> [Task prompt]: Select every line containing the word "name" from the material, and copy those lines.
::: Material
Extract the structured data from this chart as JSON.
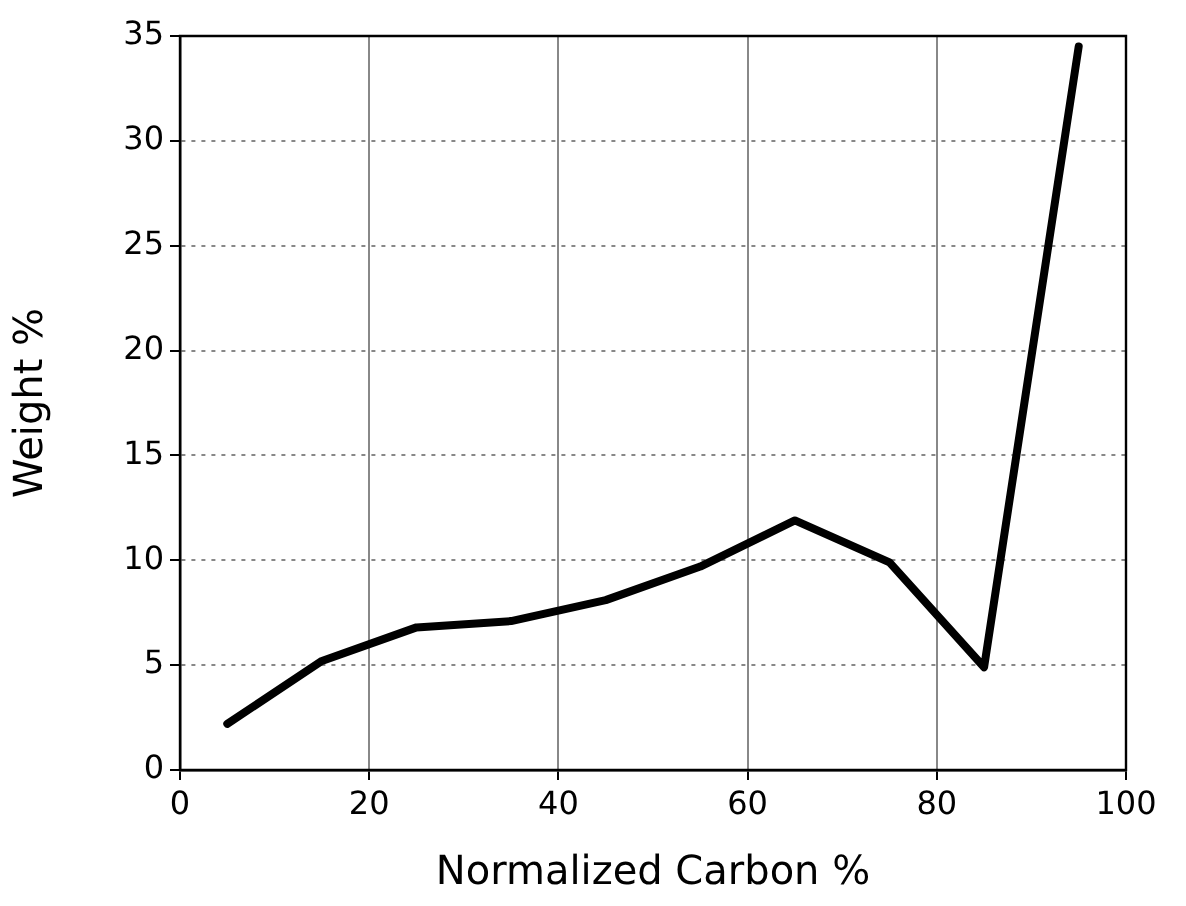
{
  "chart_data": {
    "type": "line",
    "xlabel": "Normalized Carbon %",
    "ylabel": "Weight %",
    "x": [
      5,
      15,
      25,
      35,
      45,
      55,
      65,
      75,
      85,
      95
    ],
    "series": [
      {
        "color": "#000000",
        "values": [
          2.2,
          5.2,
          6.8,
          7.1,
          8.1,
          9.7,
          11.9,
          9.9,
          4.9,
          34.5
        ]
      }
    ],
    "xlim": [
      0,
      100
    ],
    "xticks": [
      0,
      20,
      40,
      60,
      80,
      100
    ],
    "ylim": [
      0,
      35
    ],
    "yticks": [
      0,
      5,
      10,
      15,
      20,
      25,
      30,
      35
    ],
    "grid": true,
    "legend": false,
    "marker": "none",
    "line_style": "solid"
  }
}
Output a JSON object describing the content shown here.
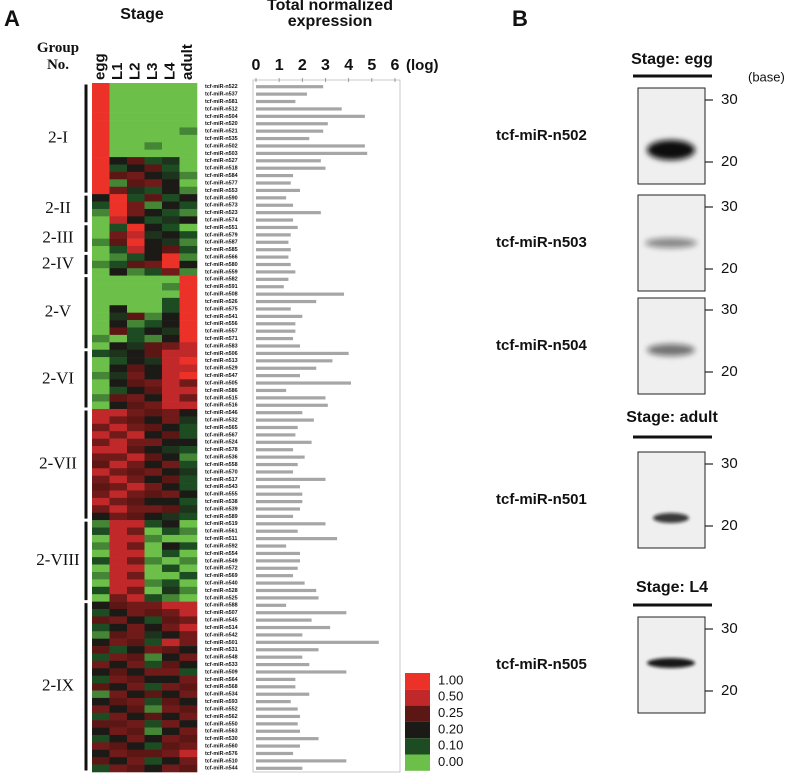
{
  "panel_labels": [
    "A",
    "B"
  ],
  "chart_data": [
    {
      "type": "heatmap",
      "title": "Stage",
      "group_header": "Group No.",
      "stages": [
        "egg",
        "L1",
        "L2",
        "L3",
        "L4",
        "adult"
      ],
      "legend": [
        {
          "value": 1,
          "label": "1.00",
          "color": "#ec3228"
        },
        {
          "value": 0.5,
          "label": "0.50",
          "color": "#c0282a"
        },
        {
          "value": 0.25,
          "label": "0.25",
          "color": "#5c1715"
        },
        {
          "value": 0.2,
          "label": "0.20",
          "color": "#1c1a16"
        },
        {
          "value": 0.1,
          "label": "0.10",
          "color": "#1d4b22"
        },
        {
          "value": 0,
          "label": "0.00",
          "color": "#6cc04a"
        }
      ],
      "groups": [
        {
          "label": "2-I",
          "values": [
            [
              1,
              0,
              0,
              0,
              0,
              0
            ],
            [
              1,
              0,
              0,
              0,
              0,
              0
            ],
            [
              1,
              0,
              0,
              0,
              0,
              0
            ],
            [
              1,
              0,
              0,
              0,
              0,
              0
            ],
            [
              1,
              0,
              0,
              0,
              0,
              0
            ],
            [
              1,
              0,
              0,
              0,
              0,
              0
            ],
            [
              1,
              0,
              0,
              0,
              0,
              0.05
            ],
            [
              1,
              0,
              0,
              0,
              0,
              0
            ],
            [
              1,
              0,
              0,
              0.05,
              0,
              0
            ],
            [
              1,
              0,
              0,
              0,
              0,
              0
            ],
            [
              1,
              0.2,
              0.25,
              0.1,
              0.15,
              0
            ],
            [
              1,
              0.1,
              0.2,
              0.25,
              0.1,
              0
            ],
            [
              1,
              0.25,
              0.3,
              0.2,
              0.15,
              0.05
            ],
            [
              1,
              0.05,
              0.25,
              0.3,
              0.2,
              0
            ],
            [
              1,
              0.3,
              0.15,
              0.1,
              0.2,
              0.05
            ]
          ]
        },
        {
          "label": "2-II",
          "values": [
            [
              0.2,
              1,
              0.1,
              0.25,
              0.1,
              0.2
            ],
            [
              0.1,
              1,
              0.3,
              0.05,
              0.2,
              0.1
            ],
            [
              0.05,
              1,
              0.3,
              0.2,
              0.1,
              0.05
            ],
            [
              0,
              0.5,
              0.2,
              0.1,
              0.15,
              0.2
            ]
          ]
        },
        {
          "label": "2-III",
          "values": [
            [
              0,
              0.1,
              1,
              0.2,
              0.1,
              0
            ],
            [
              0,
              0.3,
              0.5,
              0.15,
              0.2,
              0.1
            ],
            [
              0.05,
              0.25,
              1,
              0.2,
              0.15,
              0.05
            ],
            [
              0,
              0.1,
              0.5,
              0.2,
              0.25,
              0.1
            ]
          ]
        },
        {
          "label": "2-IV",
          "values": [
            [
              0,
              0.05,
              0.1,
              0.2,
              1,
              0.05
            ],
            [
              0.05,
              0.1,
              0.25,
              0.3,
              1,
              0.2
            ],
            [
              0,
              0.2,
              0.05,
              0.1,
              0.3,
              0.05
            ]
          ]
        },
        {
          "label": "2-V",
          "values": [
            [
              0,
              0,
              0,
              0,
              0,
              1
            ],
            [
              0,
              0,
              0,
              0,
              0.05,
              1
            ],
            [
              0,
              0,
              0,
              0,
              0,
              1
            ],
            [
              0,
              0,
              0,
              0,
              0.1,
              1
            ],
            [
              0,
              0.2,
              0,
              0,
              0.1,
              1
            ],
            [
              0,
              0.15,
              0.25,
              0.05,
              0.2,
              1
            ],
            [
              0,
              0.2,
              0.05,
              0.1,
              0.2,
              1
            ],
            [
              0,
              0.25,
              0.1,
              0.2,
              0.15,
              1
            ],
            [
              0.05,
              0,
              0.1,
              0.05,
              0.2,
              1
            ],
            [
              0,
              0.2,
              0.15,
              0.25,
              0.3,
              0.5
            ]
          ]
        },
        {
          "label": "2-VI",
          "values": [
            [
              0.1,
              0.15,
              0.2,
              0.25,
              0.5,
              0.5
            ],
            [
              0,
              0.1,
              0.2,
              0.15,
              0.5,
              1
            ],
            [
              0,
              0.2,
              0.25,
              0.2,
              0.5,
              0.5
            ],
            [
              0.05,
              0.15,
              0.3,
              0.2,
              0.5,
              1
            ],
            [
              0,
              0.2,
              0.25,
              0.3,
              0.5,
              0.3
            ],
            [
              0,
              0.1,
              0.2,
              0.25,
              0.5,
              0.5
            ],
            [
              0.05,
              0.25,
              0.3,
              0.2,
              0.5,
              0.3
            ],
            [
              0,
              0.2,
              0.25,
              0.3,
              0.5,
              0.5
            ]
          ]
        },
        {
          "label": "2-VII",
          "values": [
            [
              0.5,
              0.5,
              0.3,
              0.25,
              0.3,
              0.2
            ],
            [
              0.5,
              0.3,
              0.25,
              0.2,
              0.3,
              0.15
            ],
            [
              0.3,
              0.5,
              0.3,
              0.25,
              0.2,
              0.1
            ],
            [
              0.5,
              0.3,
              0.5,
              0.2,
              0.25,
              0.1
            ],
            [
              0.3,
              0.5,
              0.3,
              0.3,
              0.2,
              0.2
            ],
            [
              0.5,
              0.5,
              0.25,
              0.2,
              0.15,
              0.1
            ],
            [
              0.3,
              0.3,
              0.5,
              0.25,
              0.2,
              0.05
            ],
            [
              0.25,
              0.5,
              0.3,
              0.2,
              0.3,
              0.1
            ],
            [
              0.5,
              0.3,
              0.25,
              0.3,
              0.2,
              0.15
            ],
            [
              0.3,
              0.5,
              0.3,
              0.2,
              0.25,
              0.1
            ],
            [
              0.25,
              0.3,
              0.5,
              0.3,
              0.2,
              0.1
            ],
            [
              0.3,
              0.5,
              0.3,
              0.25,
              0.3,
              0.2
            ],
            [
              0.5,
              0.3,
              0.25,
              0.2,
              0.2,
              0.1
            ],
            [
              0.3,
              0.5,
              0.3,
              0.3,
              0.25,
              0.15
            ],
            [
              0.2,
              0.3,
              0.25,
              0.2,
              0.15,
              0.1
            ]
          ]
        },
        {
          "label": "2-VIII",
          "values": [
            [
              0.05,
              0.5,
              0.5,
              0.1,
              0.2,
              0
            ],
            [
              0.1,
              0.5,
              0.3,
              0,
              0.1,
              0.05
            ],
            [
              0,
              0.5,
              0.5,
              0.05,
              0,
              0
            ],
            [
              0.05,
              0.5,
              0.3,
              0,
              0.2,
              0.1
            ],
            [
              0,
              0.5,
              0.5,
              0,
              0.1,
              0
            ],
            [
              0.1,
              0.5,
              0.3,
              0.05,
              0,
              0.05
            ],
            [
              0,
              0.5,
              0.5,
              0,
              0.1,
              0
            ],
            [
              0.05,
              0.5,
              0.3,
              0,
              0,
              0.1
            ],
            [
              0,
              0.5,
              0.5,
              0.05,
              0.1,
              0
            ],
            [
              0.1,
              0.5,
              0.3,
              0,
              0.15,
              0.05
            ],
            [
              0,
              0.3,
              0.5,
              0.1,
              0.05,
              0
            ]
          ]
        },
        {
          "label": "2-IX",
          "values": [
            [
              0.2,
              0.25,
              0.3,
              0.3,
              0.5,
              0.5
            ],
            [
              0.1,
              0.2,
              0.3,
              0.25,
              0.3,
              0.5
            ],
            [
              0.25,
              0.3,
              0.2,
              0.1,
              0.25,
              0.3
            ],
            [
              0.1,
              0.2,
              0.3,
              0.2,
              0.3,
              0.5
            ],
            [
              0.05,
              0.25,
              0.3,
              0.15,
              0.2,
              0.3
            ],
            [
              0.2,
              0.3,
              0.25,
              0.1,
              0.5,
              0.3
            ],
            [
              0.25,
              0.1,
              0.2,
              0.3,
              0.25,
              0.2
            ],
            [
              0.1,
              0.3,
              0.25,
              0.05,
              0.2,
              0.3
            ],
            [
              0.3,
              0.2,
              0.3,
              0.1,
              0.25,
              0.2
            ],
            [
              0.2,
              0.25,
              0.2,
              0.3,
              0.3,
              0.1
            ],
            [
              0.1,
              0.3,
              0.25,
              0.2,
              0.2,
              0.3
            ],
            [
              0.25,
              0.2,
              0.3,
              0.1,
              0.3,
              0.25
            ],
            [
              0.05,
              0.3,
              0.2,
              0.25,
              0.2,
              0.3
            ],
            [
              0.2,
              0.25,
              0.3,
              0.1,
              0.25,
              0.2
            ],
            [
              0.3,
              0.2,
              0.25,
              0.05,
              0.3,
              0.25
            ],
            [
              0.1,
              0.3,
              0.2,
              0.25,
              0.2,
              0.3
            ],
            [
              0.25,
              0.25,
              0.3,
              0.1,
              0.3,
              0.2
            ],
            [
              0.2,
              0.3,
              0.25,
              0.05,
              0.2,
              0.3
            ],
            [
              0.1,
              0.2,
              0.3,
              0.2,
              0.3,
              0.25
            ],
            [
              0.3,
              0.25,
              0.2,
              0.1,
              0.25,
              0.3
            ],
            [
              0.2,
              0.3,
              0.25,
              0.25,
              0.3,
              0.5
            ],
            [
              0.25,
              0.2,
              0.3,
              0.1,
              0.2,
              0.3
            ],
            [
              0.1,
              0.3,
              0.25,
              0.2,
              0.3,
              0.25
            ]
          ]
        }
      ]
    },
    {
      "type": "bar",
      "title": "Total normalized expression",
      "axis_unit": "(log)",
      "color": "#a6a6a6",
      "xlim": [
        0,
        6
      ],
      "xticks": [
        0,
        1,
        2,
        3,
        4,
        5,
        6
      ],
      "categories": [
        "tcf-miR-n522",
        "tcf-miR-n537",
        "tcf-miR-n581",
        "tcf-miR-n512",
        "tcf-miR-n504",
        "tcf-miR-n520",
        "tcf-miR-n521",
        "tcf-miR-n535",
        "tcf-miR-n502",
        "tcf-miR-n503",
        "tcf-miR-n527",
        "tcf-miR-n518",
        "tcf-miR-n584",
        "tcf-miR-n577",
        "tcf-miR-n553",
        "tcf-miR-n590",
        "tcf-miR-n573",
        "tcf-miR-n523",
        "tcf-miR-n574",
        "tcf-miR-n551",
        "tcf-miR-n579",
        "tcf-miR-n587",
        "tcf-miR-n585",
        "tcf-miR-n566",
        "tcf-miR-n580",
        "tcf-miR-n559",
        "tcf-miR-n582",
        "tcf-miR-n591",
        "tcf-miR-n508",
        "tcf-miR-n526",
        "tcf-miR-n575",
        "tcf-miR-n541",
        "tcf-miR-n556",
        "tcf-miR-n557",
        "tcf-miR-n571",
        "tcf-miR-n583",
        "tcf-miR-n506",
        "tcf-miR-n513",
        "tcf-miR-n529",
        "tcf-miR-n547",
        "tcf-miR-n505",
        "tcf-miR-n586",
        "tcf-miR-n515",
        "tcf-miR-n516",
        "tcf-miR-n546",
        "tcf-miR-n532",
        "tcf-miR-n565",
        "tcf-miR-n567",
        "tcf-miR-n524",
        "tcf-miR-n578",
        "tcf-miR-n536",
        "tcf-miR-n558",
        "tcf-miR-n570",
        "tcf-miR-n517",
        "tcf-miR-n543",
        "tcf-miR-n555",
        "tcf-miR-n538",
        "tcf-miR-n539",
        "tcf-miR-n589",
        "tcf-miR-n519",
        "tcf-miR-n561",
        "tcf-miR-n511",
        "tcf-miR-n592",
        "tcf-miR-n554",
        "tcf-miR-n549",
        "tcf-miR-n572",
        "tcf-miR-n569",
        "tcf-miR-n540",
        "tcf-miR-n528",
        "tcf-miR-n525",
        "tcf-miR-n588",
        "tcf-miR-n507",
        "tcf-miR-n545",
        "tcf-miR-n514",
        "tcf-miR-n542",
        "tcf-miR-n501",
        "tcf-miR-n531",
        "tcf-miR-n548",
        "tcf-miR-n533",
        "tcf-miR-n509",
        "tcf-miR-n564",
        "tcf-miR-n568",
        "tcf-miR-n534",
        "tcf-miR-n593",
        "tcf-miR-n552",
        "tcf-miR-n562",
        "tcf-miR-n550",
        "tcf-miR-n563",
        "tcf-miR-n530",
        "tcf-miR-n560",
        "tcf-miR-n576",
        "tcf-miR-n510",
        "tcf-miR-n544"
      ],
      "values": [
        2.9,
        2.2,
        1.7,
        3.7,
        4.7,
        3.1,
        2.9,
        2.3,
        4.7,
        4.8,
        2.8,
        3.0,
        1.6,
        1.5,
        1.9,
        1.3,
        1.6,
        2.8,
        1.6,
        1.8,
        1.5,
        1.4,
        1.5,
        1.4,
        1.5,
        1.7,
        1.4,
        1.2,
        3.8,
        2.6,
        1.5,
        2.0,
        1.7,
        1.7,
        1.6,
        1.9,
        4.0,
        3.3,
        2.6,
        1.9,
        4.1,
        1.3,
        3.0,
        3.1,
        2.0,
        2.5,
        1.8,
        1.7,
        2.4,
        1.6,
        2.1,
        1.8,
        1.6,
        3.0,
        1.9,
        2.0,
        2.0,
        1.9,
        1.6,
        3.0,
        1.8,
        3.5,
        1.3,
        1.9,
        1.9,
        1.8,
        1.6,
        2.1,
        2.6,
        2.7,
        1.3,
        3.9,
        2.4,
        3.2,
        2.0,
        5.3,
        2.7,
        2.0,
        2.3,
        3.9,
        1.7,
        1.7,
        2.3,
        1.5,
        1.8,
        1.9,
        1.8,
        1.9,
        2.7,
        1.9,
        1.6,
        3.9,
        2.0
      ]
    }
  ],
  "panel_b": {
    "unit": "(base)",
    "sections": [
      {
        "title": "Stage: egg",
        "blots": [
          {
            "name": "tcf-miR-n502",
            "markers": [
              30,
              20
            ]
          },
          {
            "name": "tcf-miR-n503",
            "markers": [
              30,
              20
            ]
          },
          {
            "name": "tcf-miR-n504",
            "markers": [
              30,
              20
            ]
          }
        ]
      },
      {
        "title": "Stage: adult",
        "blots": [
          {
            "name": "tcf-miR-n501",
            "markers": [
              30,
              20
            ]
          }
        ]
      },
      {
        "title": "Stage: L4",
        "blots": [
          {
            "name": "tcf-miR-n505",
            "markers": [
              30,
              20
            ]
          }
        ]
      }
    ]
  }
}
::::::
> [Task response]:
            "name": "tcf-miR-n502",
            "name": "tcf-miR-n503",
            "name": "tcf-miR-n504",
            "name": "tcf-miR-n501",
            "name": "tcf-miR-n505",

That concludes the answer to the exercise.